INSTRUCTIONS FOR THE TASK
From the records, pick out and copy each line containing "домашні".

SUPPLIED RECORDS
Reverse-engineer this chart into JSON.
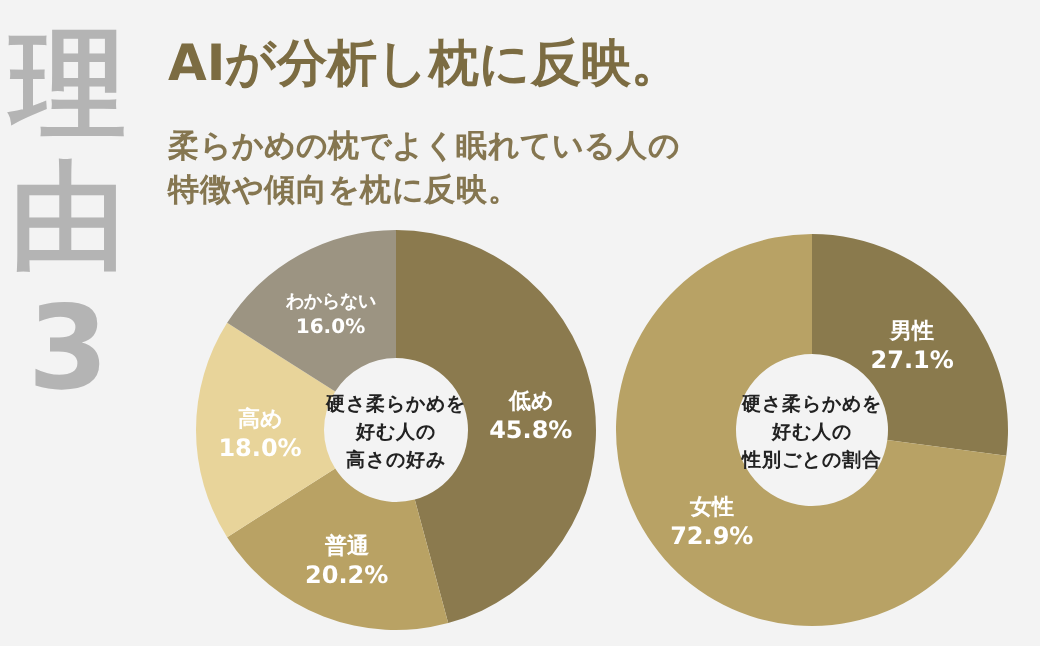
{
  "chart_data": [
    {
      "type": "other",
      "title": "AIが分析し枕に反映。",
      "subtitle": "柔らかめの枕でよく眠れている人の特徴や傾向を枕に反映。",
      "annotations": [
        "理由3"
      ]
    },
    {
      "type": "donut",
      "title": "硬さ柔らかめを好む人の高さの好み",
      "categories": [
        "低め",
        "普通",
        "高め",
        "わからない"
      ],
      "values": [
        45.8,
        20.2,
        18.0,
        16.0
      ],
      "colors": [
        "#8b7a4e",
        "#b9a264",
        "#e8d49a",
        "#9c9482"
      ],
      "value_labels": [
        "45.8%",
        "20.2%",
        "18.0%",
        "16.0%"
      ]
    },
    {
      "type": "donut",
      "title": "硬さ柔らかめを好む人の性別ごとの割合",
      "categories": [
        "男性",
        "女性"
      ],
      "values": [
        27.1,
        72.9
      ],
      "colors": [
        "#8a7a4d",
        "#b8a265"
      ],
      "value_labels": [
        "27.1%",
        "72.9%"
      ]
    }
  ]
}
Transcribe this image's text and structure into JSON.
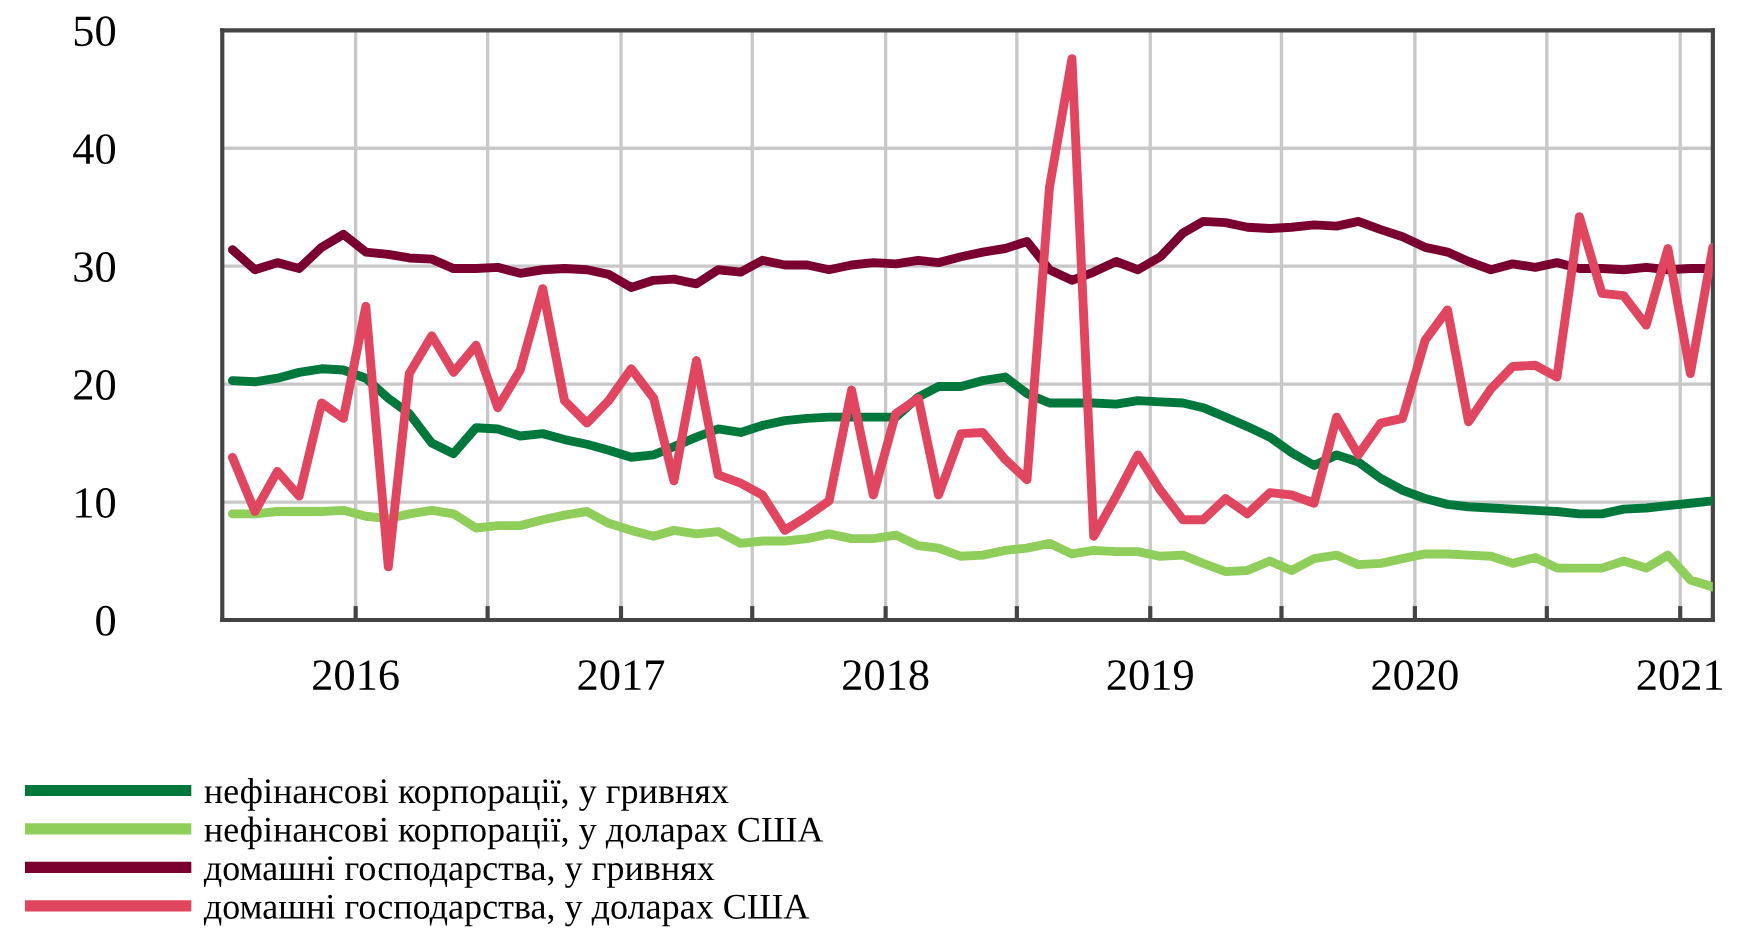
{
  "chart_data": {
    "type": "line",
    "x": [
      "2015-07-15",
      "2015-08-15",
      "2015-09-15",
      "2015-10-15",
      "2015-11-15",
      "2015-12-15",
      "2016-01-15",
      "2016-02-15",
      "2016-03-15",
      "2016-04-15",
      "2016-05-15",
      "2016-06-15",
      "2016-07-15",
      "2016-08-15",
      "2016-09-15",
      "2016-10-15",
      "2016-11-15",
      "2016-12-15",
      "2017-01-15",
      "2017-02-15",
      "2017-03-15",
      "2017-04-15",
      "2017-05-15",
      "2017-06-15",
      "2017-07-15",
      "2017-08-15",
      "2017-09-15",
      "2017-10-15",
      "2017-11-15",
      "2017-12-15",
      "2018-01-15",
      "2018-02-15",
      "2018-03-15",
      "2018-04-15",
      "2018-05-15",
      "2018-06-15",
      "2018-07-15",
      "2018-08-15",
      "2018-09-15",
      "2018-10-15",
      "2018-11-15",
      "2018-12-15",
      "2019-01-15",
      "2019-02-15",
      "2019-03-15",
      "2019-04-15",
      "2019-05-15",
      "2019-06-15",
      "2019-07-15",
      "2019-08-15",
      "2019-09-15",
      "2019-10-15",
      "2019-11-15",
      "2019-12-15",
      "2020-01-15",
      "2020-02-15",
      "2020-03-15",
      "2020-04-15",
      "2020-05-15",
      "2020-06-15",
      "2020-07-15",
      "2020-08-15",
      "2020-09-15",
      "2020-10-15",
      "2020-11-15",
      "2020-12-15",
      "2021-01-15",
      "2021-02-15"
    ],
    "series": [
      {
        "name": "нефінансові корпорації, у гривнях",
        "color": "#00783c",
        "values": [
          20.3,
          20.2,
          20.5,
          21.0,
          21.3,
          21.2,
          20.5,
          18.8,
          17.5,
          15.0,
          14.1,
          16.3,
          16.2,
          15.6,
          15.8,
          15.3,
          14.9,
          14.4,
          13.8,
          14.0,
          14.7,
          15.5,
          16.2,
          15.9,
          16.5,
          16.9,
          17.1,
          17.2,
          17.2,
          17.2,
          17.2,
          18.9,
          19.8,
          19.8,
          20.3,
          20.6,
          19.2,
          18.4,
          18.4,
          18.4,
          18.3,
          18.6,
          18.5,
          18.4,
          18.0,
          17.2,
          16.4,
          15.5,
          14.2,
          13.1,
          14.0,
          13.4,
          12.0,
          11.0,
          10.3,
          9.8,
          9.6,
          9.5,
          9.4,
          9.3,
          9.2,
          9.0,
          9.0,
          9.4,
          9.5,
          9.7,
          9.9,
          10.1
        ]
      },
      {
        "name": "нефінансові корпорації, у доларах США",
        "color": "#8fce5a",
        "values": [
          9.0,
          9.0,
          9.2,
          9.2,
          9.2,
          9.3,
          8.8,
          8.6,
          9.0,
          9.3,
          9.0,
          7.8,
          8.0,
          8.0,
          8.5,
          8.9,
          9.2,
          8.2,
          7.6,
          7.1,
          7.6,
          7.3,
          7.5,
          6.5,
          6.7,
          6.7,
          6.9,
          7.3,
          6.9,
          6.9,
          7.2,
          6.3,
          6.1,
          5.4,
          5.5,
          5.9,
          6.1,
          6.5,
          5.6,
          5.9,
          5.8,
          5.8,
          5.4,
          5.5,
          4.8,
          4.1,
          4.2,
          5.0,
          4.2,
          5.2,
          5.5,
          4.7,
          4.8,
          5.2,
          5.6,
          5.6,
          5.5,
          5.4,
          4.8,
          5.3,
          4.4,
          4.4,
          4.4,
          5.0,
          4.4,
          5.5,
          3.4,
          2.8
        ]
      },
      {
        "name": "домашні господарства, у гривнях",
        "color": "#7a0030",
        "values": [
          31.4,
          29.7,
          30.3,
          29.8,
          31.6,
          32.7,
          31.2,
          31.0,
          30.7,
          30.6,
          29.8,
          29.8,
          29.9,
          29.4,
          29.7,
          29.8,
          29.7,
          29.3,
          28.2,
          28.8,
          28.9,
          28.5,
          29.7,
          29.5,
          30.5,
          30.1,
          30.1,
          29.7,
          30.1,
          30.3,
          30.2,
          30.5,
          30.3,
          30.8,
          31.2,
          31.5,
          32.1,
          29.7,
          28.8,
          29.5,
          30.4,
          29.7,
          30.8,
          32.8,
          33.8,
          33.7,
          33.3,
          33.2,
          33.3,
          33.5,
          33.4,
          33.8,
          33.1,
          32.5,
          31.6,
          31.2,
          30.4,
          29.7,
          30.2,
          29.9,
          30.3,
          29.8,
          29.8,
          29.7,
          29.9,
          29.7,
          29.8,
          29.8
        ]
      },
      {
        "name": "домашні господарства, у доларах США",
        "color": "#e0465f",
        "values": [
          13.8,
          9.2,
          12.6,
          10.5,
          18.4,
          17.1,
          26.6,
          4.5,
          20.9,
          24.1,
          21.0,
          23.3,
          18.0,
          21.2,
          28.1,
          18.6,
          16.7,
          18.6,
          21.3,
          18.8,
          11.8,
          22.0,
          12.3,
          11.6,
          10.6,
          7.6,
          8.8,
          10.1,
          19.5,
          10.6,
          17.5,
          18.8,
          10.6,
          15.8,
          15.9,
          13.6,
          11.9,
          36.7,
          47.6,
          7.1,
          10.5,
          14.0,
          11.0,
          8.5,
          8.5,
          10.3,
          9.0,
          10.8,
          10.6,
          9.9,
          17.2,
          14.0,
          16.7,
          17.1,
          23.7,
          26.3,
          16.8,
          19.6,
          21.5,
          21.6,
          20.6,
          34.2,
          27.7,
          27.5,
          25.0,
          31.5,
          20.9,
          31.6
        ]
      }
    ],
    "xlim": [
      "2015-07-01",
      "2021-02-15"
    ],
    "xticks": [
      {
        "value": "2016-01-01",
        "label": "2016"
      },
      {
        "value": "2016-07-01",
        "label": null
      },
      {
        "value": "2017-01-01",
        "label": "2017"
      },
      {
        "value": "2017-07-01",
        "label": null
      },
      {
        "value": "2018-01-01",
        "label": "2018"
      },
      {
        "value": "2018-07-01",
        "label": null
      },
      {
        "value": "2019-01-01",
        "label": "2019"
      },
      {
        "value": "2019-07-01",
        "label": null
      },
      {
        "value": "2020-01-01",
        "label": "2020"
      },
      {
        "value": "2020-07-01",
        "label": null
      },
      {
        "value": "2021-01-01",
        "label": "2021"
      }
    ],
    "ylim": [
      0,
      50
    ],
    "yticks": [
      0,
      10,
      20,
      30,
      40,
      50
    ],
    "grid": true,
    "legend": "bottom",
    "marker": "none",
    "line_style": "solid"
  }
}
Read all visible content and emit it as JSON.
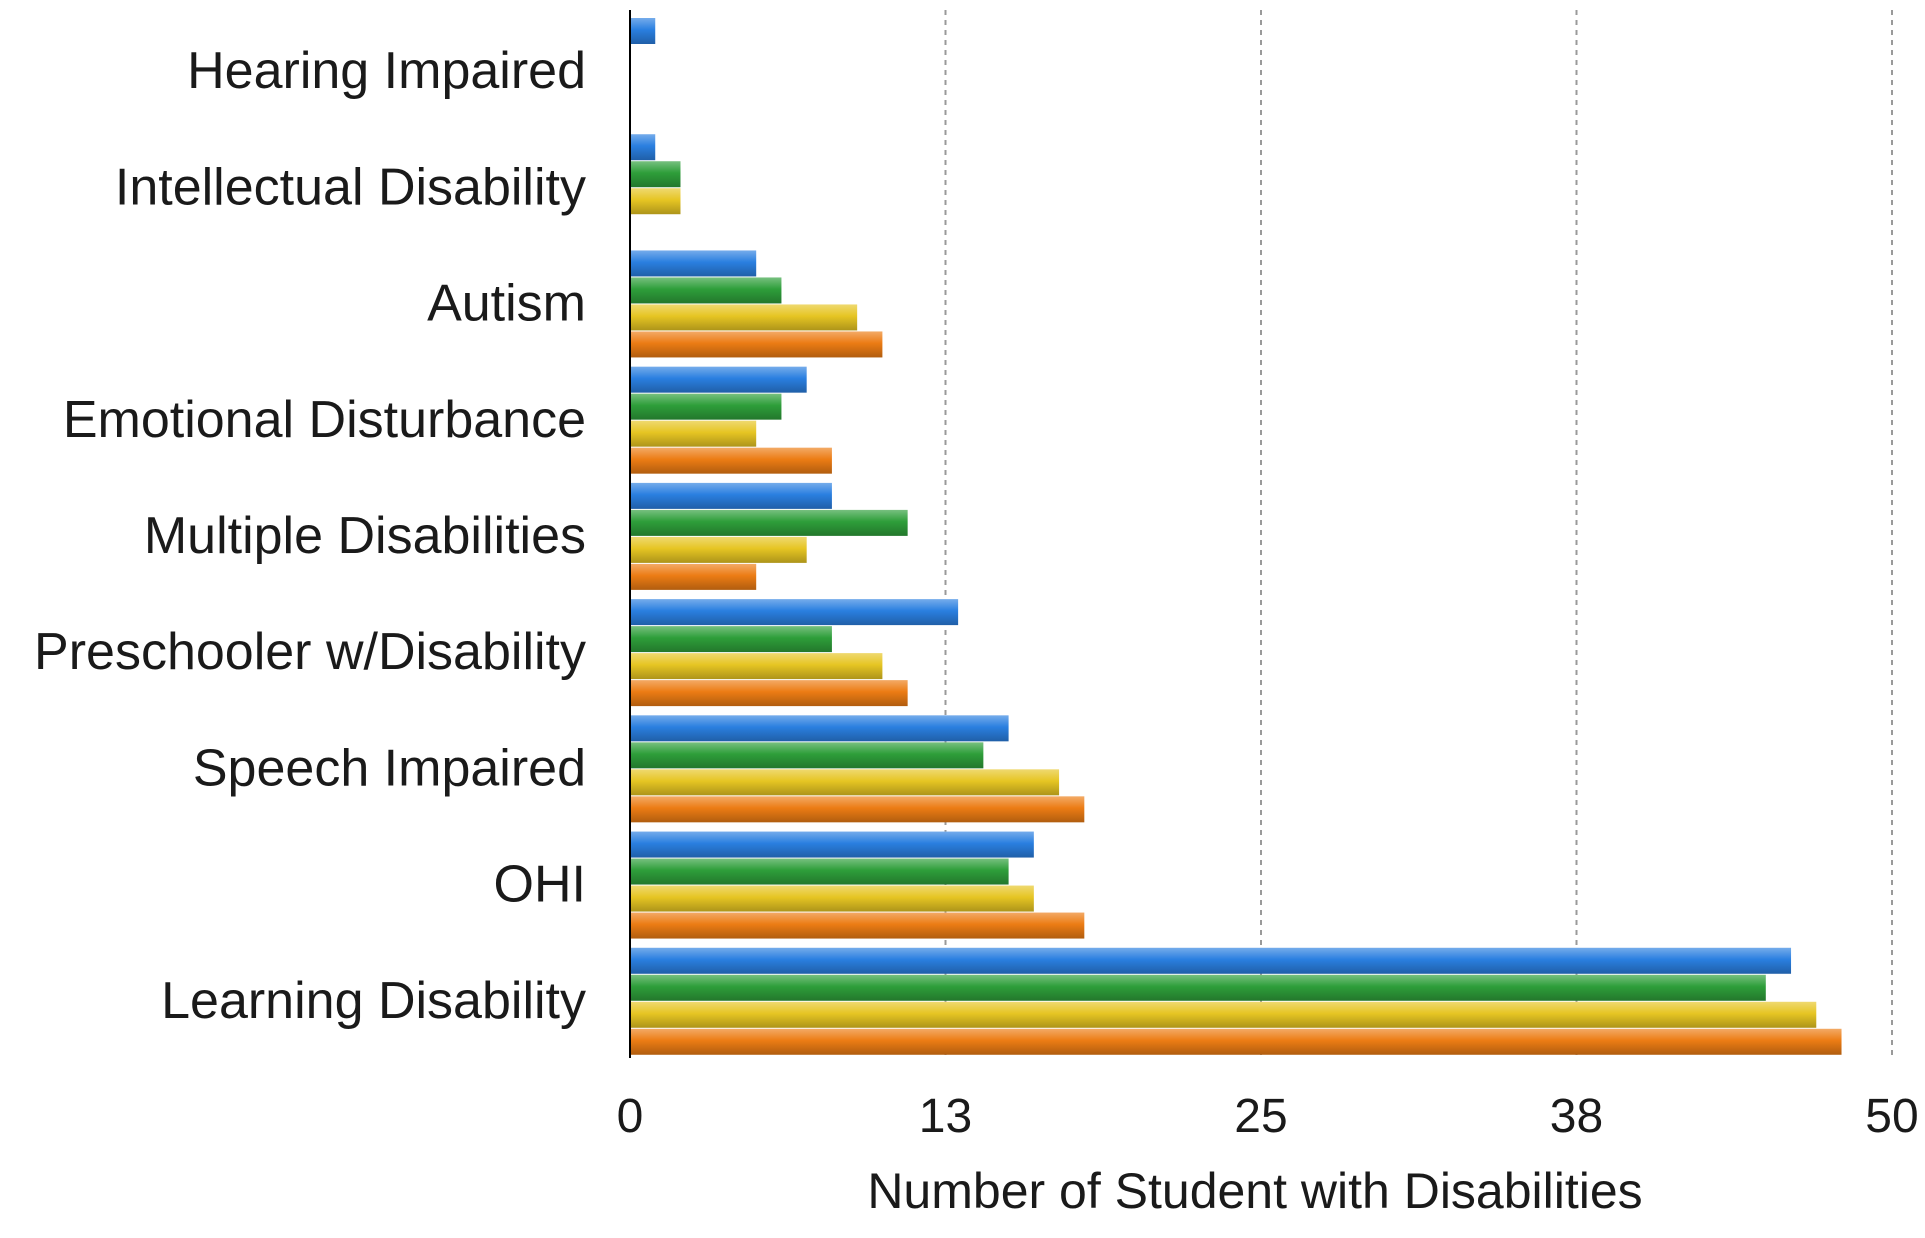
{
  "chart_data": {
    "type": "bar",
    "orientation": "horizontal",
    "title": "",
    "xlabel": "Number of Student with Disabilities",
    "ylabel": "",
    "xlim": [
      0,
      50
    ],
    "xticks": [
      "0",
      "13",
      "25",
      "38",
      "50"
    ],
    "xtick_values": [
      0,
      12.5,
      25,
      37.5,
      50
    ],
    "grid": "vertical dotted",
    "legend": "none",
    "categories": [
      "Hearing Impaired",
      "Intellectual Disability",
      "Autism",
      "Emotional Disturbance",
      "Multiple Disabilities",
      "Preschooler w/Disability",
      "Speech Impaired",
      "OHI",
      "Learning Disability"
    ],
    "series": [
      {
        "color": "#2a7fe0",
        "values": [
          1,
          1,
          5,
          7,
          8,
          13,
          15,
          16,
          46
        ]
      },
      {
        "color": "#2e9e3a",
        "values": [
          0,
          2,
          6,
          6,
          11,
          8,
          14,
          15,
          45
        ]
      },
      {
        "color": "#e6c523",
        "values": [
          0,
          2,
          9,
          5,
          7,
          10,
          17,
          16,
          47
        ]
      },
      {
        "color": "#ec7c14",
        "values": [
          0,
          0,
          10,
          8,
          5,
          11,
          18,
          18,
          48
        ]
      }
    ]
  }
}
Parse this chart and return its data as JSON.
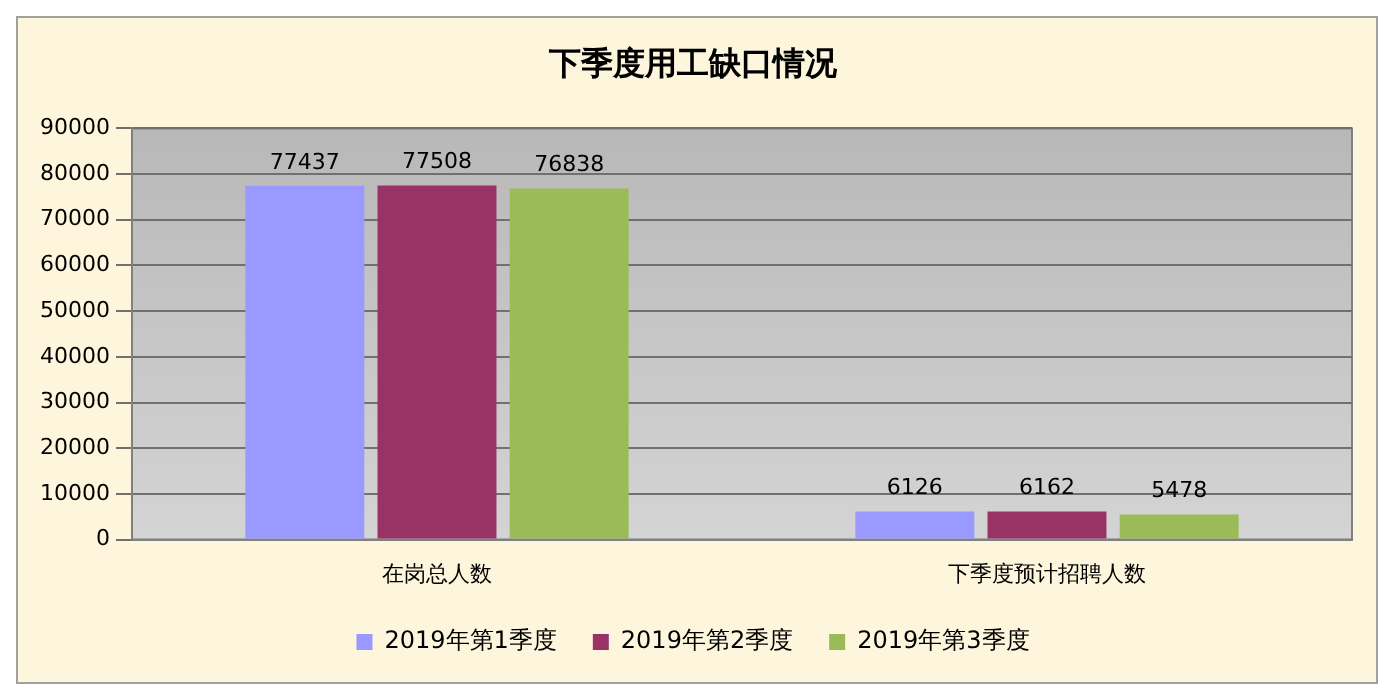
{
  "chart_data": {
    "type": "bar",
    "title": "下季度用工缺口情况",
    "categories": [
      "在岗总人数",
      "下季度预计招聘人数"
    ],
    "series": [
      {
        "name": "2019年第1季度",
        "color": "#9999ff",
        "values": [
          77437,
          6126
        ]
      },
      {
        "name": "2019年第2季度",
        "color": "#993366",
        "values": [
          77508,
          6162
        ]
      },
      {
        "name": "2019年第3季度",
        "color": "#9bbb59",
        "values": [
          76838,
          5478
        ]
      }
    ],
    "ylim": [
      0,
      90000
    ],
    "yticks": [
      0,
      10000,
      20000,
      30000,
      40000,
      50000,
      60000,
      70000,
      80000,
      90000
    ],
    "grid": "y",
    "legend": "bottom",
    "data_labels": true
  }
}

WRITTEN ANSWER
        "name": "домашні господарства, у гривнях",
        "name": "домашні господарства, у доларах США",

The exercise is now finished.